▶ [TEXTO PARA ANÁLISE]:
######

Decisão atende a pedido do MPMS e determina retorno ao sistema prisional até que uma perícia médica avalie se o estado de saúde permite a permanência na unidade
O Tribunal de Justiça de Mato Grosso do Sul suspendeu, em decisão liminar, a prisão domiciliar concedida a um homem com mais de 65 anos que cumpre pena em regime fechado por estupro de vulnerável. A decisão atendeu a um pedido do Ministério Público de Mato Grosso do Sul e determina que o sentenciado volte ao sistema prisional, pelo menos até uma nova avaliação do caso.
O homem havia recebido autorização para cumprir a pena em casa por 180 dias, com monitoramento eletrônico. A medida foi concedida levando em consideração a idade, alegações relacionadas ao estado de saúde e também a superlotação do espaço destinado aos presos idosos.

######

Para cada afirmação, diga se ela está de acordo com o texto para análise. Responda sim ou não e cite as palavras do texto que decidem. (a) A prisão domiciliar tinha sido autorizada por 180 dias, com monitoramento eletrônico. (b) A suspensão da prisão domiciliar foi pedida pela defesa do homem. (c) O homem cumpre pena em regime semiaberto.

▶ [DADOS EXTRAÍDOS]:

######

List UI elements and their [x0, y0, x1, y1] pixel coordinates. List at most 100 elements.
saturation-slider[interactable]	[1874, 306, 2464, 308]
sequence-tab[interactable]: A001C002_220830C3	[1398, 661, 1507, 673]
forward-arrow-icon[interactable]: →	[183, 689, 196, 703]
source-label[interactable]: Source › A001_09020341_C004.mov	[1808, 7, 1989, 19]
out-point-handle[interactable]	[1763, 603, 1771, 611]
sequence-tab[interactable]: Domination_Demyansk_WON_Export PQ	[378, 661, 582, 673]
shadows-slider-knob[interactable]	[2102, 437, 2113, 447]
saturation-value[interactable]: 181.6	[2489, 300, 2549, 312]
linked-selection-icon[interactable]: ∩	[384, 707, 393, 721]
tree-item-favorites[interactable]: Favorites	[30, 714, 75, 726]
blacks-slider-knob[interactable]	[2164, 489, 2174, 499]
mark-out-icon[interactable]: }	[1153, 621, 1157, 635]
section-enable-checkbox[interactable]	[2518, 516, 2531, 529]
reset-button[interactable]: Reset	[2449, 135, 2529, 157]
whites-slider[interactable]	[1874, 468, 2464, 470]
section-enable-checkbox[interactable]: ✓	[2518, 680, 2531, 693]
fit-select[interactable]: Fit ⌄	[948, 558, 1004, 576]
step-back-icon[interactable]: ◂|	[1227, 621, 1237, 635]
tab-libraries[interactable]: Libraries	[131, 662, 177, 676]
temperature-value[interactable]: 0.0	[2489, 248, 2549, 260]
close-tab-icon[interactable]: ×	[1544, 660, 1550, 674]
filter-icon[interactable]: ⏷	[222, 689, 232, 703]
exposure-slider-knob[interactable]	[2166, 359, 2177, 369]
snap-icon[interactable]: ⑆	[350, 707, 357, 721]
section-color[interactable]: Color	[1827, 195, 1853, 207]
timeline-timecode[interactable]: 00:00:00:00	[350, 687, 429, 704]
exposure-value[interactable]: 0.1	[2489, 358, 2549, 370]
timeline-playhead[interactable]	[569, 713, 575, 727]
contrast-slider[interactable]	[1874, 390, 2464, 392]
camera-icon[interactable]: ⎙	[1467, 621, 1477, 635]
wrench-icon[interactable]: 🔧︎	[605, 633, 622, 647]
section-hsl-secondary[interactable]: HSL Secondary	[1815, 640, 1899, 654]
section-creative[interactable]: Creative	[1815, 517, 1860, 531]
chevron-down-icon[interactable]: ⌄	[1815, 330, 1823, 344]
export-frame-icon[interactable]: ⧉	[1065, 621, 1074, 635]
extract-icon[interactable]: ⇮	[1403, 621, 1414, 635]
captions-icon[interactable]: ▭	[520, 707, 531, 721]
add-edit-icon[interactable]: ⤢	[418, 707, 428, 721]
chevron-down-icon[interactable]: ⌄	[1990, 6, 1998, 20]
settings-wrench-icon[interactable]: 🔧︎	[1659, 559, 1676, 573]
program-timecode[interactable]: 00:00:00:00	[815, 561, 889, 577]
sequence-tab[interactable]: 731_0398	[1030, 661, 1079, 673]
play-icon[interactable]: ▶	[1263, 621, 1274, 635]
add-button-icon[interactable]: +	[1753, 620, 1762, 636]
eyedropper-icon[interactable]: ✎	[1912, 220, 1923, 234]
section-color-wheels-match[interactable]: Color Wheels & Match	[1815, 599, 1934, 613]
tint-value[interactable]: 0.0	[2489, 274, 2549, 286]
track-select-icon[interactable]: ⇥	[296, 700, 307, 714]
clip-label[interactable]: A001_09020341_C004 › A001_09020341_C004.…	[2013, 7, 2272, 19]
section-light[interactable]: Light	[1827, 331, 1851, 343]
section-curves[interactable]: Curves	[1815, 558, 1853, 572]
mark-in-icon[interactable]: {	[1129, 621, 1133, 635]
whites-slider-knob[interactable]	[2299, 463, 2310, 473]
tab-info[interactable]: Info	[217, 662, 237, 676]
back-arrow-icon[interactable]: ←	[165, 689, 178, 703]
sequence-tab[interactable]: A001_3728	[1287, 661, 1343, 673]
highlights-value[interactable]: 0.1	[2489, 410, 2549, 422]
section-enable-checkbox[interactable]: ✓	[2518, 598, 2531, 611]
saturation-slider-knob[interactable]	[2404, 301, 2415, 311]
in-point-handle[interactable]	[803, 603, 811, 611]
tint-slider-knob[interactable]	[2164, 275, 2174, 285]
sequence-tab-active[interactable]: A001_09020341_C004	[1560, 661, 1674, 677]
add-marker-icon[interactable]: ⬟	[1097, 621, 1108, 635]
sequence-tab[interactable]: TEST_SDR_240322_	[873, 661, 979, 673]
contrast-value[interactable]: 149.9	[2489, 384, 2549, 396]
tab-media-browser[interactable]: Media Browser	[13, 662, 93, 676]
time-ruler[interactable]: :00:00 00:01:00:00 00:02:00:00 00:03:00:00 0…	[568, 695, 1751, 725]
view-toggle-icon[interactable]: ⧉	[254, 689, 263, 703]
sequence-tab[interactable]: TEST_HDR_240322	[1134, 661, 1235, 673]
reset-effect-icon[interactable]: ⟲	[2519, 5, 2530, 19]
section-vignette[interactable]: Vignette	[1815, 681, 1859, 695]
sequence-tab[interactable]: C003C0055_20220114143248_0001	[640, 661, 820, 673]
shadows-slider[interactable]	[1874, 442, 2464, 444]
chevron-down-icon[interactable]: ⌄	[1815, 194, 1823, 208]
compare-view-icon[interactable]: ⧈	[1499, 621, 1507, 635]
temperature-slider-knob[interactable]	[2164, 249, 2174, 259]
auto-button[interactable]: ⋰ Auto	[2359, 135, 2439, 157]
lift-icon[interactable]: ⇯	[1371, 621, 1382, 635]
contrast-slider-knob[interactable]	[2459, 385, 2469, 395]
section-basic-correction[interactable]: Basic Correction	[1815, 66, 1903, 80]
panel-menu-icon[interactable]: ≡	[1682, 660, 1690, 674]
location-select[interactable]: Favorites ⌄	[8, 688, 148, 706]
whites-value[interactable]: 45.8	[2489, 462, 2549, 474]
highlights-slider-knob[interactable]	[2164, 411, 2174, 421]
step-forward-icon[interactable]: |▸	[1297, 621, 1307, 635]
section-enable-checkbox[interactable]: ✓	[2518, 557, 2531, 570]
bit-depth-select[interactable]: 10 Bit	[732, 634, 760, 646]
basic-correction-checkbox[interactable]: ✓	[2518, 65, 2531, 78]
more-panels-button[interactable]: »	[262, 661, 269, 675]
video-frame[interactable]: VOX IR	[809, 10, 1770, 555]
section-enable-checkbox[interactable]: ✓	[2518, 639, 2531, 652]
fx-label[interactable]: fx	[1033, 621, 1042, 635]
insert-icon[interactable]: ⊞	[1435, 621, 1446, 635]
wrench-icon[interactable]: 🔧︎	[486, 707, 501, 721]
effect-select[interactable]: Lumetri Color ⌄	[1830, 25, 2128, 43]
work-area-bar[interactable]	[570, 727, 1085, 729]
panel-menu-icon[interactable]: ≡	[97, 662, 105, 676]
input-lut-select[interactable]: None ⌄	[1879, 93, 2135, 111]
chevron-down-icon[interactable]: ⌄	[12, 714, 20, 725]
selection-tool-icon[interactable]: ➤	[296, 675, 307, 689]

######

▶ [RESPOSTA]:
(a) Sim: "O homem havia recebido autorização para cumprir a pena em casa por 180 dias, com monitoramento eletrônico."
(b) Não: "A decisão atendeu a um pedido do Ministério Público de Mato Grosso do Sul".
(c) Não: "cumpre pena em regime fechado por estupro de vulnerável".